= STATED PROBLEM =
Pick out each line below containing "città".

+++ RECORDS SUPPLIED

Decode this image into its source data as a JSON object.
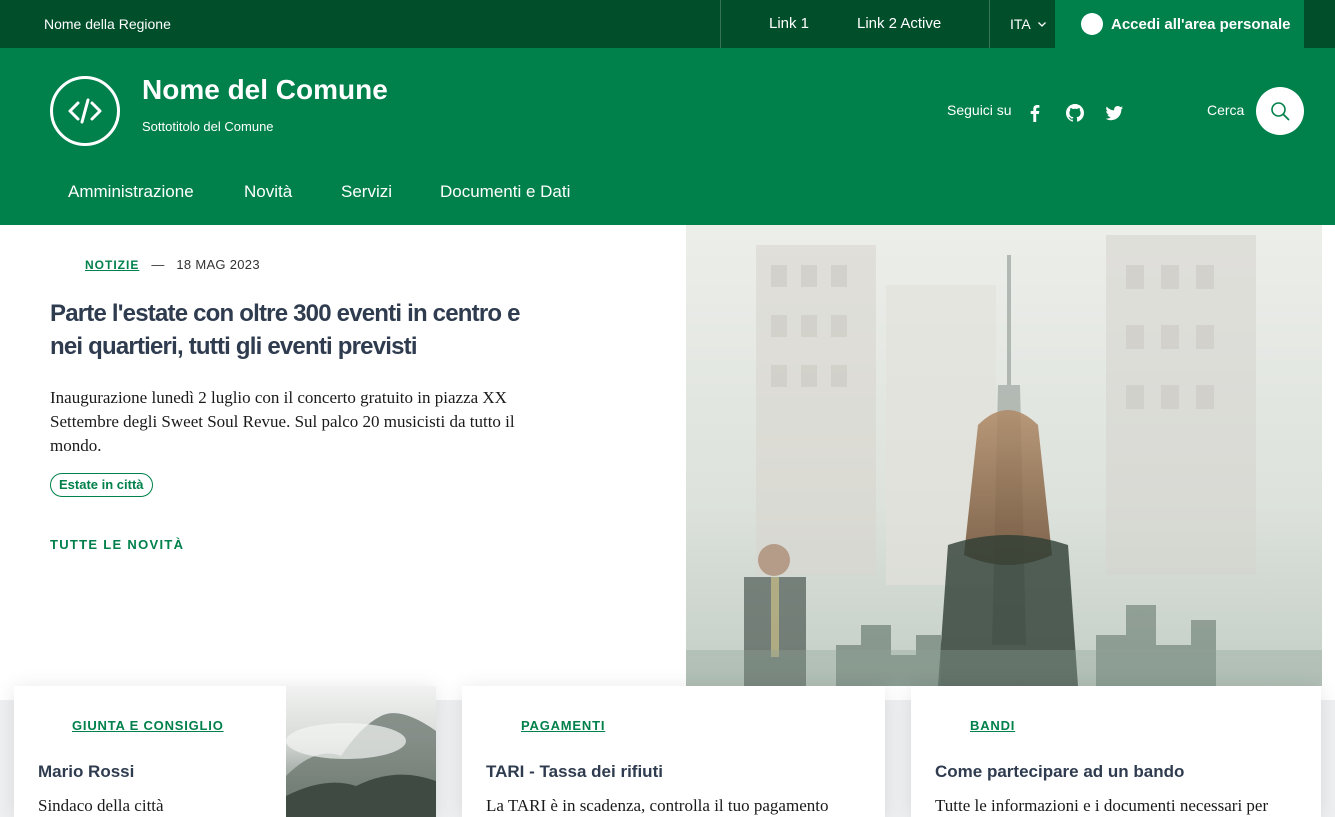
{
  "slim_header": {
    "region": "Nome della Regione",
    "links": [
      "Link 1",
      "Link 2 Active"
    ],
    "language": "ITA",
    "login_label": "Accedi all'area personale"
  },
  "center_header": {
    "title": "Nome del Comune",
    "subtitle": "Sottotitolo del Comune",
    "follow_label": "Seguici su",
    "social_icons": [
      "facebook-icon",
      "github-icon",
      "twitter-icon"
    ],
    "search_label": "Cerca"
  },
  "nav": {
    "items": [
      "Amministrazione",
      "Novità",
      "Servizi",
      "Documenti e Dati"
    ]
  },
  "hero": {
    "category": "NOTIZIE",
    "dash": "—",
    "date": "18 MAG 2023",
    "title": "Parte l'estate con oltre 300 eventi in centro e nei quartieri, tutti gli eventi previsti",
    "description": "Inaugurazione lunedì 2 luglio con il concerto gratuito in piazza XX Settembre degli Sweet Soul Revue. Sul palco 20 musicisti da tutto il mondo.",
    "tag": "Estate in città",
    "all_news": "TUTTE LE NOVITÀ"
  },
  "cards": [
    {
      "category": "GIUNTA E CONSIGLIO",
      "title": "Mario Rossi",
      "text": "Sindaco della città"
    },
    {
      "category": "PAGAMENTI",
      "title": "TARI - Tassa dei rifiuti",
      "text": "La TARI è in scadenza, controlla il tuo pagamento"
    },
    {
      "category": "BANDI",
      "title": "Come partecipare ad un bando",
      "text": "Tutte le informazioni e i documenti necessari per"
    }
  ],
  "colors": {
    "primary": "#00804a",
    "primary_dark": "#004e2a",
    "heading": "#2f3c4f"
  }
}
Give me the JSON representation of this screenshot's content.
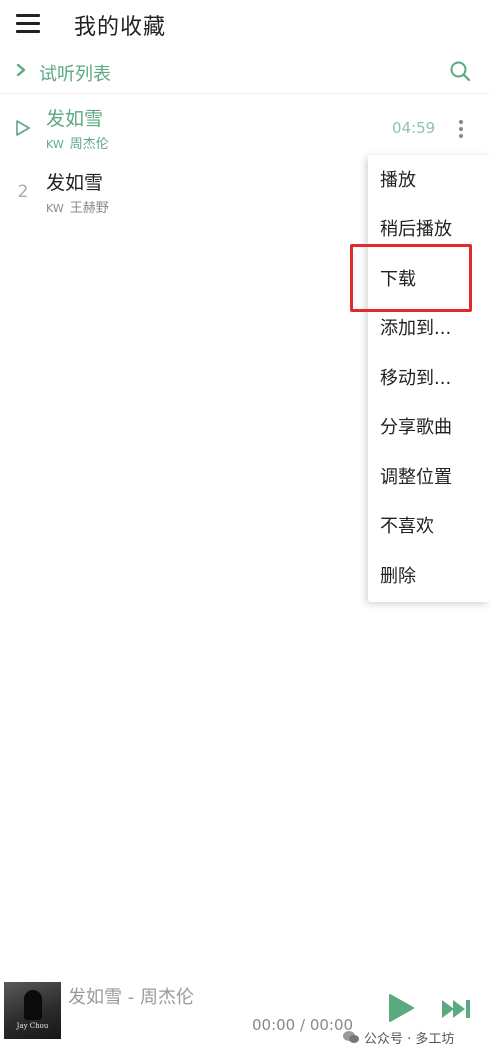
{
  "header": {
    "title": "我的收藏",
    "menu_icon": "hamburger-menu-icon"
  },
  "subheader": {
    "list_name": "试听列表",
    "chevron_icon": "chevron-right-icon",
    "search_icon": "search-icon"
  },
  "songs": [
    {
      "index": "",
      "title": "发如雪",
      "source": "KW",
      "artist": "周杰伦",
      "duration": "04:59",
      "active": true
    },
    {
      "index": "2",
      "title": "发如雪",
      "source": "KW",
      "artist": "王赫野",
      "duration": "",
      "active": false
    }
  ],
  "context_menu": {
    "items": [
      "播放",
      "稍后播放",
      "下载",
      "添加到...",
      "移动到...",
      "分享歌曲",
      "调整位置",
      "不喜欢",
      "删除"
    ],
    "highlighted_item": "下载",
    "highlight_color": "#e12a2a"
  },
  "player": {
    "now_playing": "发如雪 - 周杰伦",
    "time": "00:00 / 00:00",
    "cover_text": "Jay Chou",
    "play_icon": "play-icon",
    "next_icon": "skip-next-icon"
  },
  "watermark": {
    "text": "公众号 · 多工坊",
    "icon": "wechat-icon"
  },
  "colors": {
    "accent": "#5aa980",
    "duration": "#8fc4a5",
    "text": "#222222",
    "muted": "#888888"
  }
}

++++++

= TASK SOLUTION =
    "tag": "Estate in città",
      "text": "Sindaco della città"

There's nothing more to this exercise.